(THE TASK): Seek out every line containing the word "effort", and copy each.

(THE INPUT):
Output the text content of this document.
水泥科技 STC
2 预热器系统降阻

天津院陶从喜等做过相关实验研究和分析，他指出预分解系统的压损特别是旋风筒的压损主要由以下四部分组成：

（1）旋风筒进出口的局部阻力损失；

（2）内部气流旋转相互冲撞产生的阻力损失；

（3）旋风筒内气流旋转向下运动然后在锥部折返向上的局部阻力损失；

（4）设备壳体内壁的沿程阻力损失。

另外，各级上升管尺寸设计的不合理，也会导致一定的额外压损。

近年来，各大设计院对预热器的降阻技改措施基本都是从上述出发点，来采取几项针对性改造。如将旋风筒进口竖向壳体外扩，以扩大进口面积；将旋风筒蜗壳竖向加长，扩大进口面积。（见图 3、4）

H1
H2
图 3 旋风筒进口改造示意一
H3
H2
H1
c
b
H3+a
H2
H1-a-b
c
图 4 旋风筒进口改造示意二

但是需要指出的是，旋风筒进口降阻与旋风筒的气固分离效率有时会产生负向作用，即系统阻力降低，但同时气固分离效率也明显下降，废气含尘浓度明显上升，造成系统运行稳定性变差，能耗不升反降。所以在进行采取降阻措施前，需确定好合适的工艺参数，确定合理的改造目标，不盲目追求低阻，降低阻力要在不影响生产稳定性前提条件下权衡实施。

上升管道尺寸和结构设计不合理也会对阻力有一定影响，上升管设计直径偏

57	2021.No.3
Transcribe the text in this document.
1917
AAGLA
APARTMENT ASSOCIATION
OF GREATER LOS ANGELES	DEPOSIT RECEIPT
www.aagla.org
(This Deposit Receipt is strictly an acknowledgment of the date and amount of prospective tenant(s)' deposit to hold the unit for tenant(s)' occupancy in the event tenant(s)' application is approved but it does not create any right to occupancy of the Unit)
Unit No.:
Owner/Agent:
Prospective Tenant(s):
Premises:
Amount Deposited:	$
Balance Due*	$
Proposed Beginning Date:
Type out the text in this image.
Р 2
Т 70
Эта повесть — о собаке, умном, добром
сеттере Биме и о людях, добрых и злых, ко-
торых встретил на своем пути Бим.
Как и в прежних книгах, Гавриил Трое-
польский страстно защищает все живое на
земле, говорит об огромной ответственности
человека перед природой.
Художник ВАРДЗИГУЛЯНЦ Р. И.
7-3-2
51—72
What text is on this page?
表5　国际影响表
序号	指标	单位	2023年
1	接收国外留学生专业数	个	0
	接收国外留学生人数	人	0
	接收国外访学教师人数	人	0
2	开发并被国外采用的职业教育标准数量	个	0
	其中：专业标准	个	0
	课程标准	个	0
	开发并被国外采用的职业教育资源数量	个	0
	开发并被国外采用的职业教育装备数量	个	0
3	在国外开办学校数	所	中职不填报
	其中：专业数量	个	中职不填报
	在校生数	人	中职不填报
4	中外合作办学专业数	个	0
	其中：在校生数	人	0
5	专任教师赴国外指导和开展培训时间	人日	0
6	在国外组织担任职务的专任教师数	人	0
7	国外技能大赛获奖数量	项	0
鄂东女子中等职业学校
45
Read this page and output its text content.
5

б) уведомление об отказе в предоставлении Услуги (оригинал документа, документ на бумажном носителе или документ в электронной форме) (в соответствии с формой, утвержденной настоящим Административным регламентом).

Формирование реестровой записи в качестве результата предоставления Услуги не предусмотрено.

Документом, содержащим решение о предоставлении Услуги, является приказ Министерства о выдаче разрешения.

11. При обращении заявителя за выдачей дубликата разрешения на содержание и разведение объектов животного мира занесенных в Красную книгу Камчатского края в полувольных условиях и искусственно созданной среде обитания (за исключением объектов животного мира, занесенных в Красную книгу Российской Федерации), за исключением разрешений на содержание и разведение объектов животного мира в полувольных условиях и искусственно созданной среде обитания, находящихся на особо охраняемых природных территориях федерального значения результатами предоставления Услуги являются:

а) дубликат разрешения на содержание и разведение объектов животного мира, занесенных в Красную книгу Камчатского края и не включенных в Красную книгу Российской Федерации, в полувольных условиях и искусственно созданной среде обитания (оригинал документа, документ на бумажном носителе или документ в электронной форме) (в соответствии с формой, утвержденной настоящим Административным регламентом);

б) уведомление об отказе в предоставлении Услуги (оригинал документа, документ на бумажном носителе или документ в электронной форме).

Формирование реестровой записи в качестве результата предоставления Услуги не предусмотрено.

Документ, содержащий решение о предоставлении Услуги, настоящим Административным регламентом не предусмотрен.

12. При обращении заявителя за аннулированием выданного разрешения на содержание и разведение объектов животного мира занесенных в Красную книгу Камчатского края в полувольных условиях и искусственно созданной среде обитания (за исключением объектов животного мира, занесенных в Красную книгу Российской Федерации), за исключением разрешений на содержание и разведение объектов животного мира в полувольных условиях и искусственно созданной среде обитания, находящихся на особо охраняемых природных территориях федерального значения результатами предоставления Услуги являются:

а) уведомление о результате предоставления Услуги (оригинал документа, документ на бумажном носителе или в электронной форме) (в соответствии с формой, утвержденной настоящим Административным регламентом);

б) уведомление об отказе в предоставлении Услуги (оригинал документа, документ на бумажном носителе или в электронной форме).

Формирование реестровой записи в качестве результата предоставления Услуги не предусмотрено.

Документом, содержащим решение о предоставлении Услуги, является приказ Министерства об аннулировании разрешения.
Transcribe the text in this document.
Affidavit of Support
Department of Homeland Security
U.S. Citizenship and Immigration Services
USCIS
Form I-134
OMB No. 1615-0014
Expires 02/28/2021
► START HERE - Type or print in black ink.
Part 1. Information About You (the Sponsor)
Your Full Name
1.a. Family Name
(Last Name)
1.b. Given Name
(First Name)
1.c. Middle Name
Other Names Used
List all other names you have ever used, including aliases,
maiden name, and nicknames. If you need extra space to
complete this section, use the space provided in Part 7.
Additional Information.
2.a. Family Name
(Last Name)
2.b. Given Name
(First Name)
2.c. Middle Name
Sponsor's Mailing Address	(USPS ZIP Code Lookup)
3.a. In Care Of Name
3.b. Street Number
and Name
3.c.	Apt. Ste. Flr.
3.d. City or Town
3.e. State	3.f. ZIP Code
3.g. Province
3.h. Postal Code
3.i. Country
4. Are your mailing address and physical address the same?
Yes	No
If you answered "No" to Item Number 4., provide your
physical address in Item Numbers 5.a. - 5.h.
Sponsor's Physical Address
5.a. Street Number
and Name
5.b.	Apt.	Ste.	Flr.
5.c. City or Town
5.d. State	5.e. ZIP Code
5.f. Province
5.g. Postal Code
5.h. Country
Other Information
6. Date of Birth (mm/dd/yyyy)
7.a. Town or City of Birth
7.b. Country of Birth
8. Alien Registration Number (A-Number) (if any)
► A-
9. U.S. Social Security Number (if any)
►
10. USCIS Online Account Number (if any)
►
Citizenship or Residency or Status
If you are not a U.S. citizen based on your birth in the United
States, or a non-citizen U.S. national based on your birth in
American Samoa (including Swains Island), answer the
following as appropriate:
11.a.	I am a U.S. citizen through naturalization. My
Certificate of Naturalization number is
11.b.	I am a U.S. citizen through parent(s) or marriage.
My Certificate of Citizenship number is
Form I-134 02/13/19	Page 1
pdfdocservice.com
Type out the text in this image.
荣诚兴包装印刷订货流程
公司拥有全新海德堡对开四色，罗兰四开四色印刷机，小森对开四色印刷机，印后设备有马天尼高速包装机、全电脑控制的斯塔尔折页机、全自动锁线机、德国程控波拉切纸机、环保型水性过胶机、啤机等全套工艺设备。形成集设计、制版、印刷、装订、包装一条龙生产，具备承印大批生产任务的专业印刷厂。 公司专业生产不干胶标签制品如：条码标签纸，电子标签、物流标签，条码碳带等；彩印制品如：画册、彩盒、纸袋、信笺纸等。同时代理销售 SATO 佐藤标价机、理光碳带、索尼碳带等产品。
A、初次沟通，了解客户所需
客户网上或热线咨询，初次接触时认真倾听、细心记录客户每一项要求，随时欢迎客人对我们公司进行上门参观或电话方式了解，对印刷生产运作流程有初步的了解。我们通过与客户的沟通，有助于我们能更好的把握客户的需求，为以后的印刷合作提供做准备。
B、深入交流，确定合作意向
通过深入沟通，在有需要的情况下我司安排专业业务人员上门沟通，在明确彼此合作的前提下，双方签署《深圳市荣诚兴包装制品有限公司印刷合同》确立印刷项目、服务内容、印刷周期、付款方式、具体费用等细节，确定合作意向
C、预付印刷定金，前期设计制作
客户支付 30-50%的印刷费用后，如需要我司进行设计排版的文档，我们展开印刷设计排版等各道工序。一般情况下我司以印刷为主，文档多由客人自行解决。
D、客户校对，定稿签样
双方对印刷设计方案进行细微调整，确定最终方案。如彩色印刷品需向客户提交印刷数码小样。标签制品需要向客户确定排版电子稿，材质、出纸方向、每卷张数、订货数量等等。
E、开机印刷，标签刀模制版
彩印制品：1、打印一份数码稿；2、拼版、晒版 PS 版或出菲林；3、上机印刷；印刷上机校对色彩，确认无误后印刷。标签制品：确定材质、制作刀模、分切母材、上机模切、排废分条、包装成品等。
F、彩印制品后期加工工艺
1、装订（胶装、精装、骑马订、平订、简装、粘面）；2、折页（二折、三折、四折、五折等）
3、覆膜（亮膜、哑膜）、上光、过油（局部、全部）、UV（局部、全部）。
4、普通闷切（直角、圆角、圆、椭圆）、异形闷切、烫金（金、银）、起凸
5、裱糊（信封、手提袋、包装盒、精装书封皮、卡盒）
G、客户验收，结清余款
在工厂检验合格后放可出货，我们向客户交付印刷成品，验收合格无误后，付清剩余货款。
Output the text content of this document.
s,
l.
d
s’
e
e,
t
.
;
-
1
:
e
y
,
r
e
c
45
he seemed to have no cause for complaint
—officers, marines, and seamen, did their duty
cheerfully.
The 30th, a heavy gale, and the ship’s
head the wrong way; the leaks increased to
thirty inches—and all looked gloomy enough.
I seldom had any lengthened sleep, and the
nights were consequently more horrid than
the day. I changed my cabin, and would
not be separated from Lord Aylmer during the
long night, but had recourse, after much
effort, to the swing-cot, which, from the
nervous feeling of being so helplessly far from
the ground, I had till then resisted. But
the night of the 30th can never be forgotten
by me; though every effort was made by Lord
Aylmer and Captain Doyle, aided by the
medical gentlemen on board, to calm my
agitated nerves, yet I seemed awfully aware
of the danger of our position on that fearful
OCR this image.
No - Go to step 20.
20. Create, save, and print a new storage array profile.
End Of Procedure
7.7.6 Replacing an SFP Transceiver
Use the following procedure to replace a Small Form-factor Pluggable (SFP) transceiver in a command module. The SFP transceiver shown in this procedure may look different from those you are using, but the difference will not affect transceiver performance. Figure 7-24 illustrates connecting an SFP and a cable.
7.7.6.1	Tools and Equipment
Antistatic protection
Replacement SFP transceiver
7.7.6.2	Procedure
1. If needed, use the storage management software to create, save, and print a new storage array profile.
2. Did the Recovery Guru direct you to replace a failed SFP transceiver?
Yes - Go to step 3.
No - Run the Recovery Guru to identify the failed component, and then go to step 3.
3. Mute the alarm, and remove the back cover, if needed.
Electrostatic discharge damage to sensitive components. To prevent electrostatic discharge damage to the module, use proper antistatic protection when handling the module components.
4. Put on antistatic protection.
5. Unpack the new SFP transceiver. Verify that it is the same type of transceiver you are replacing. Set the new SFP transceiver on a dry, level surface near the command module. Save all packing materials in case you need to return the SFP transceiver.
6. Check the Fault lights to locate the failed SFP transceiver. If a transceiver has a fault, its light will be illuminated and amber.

(SOLUTION FOR THIS TASK):
effort, to the swing-cot, which, from the
by me; though every effort was made by Lord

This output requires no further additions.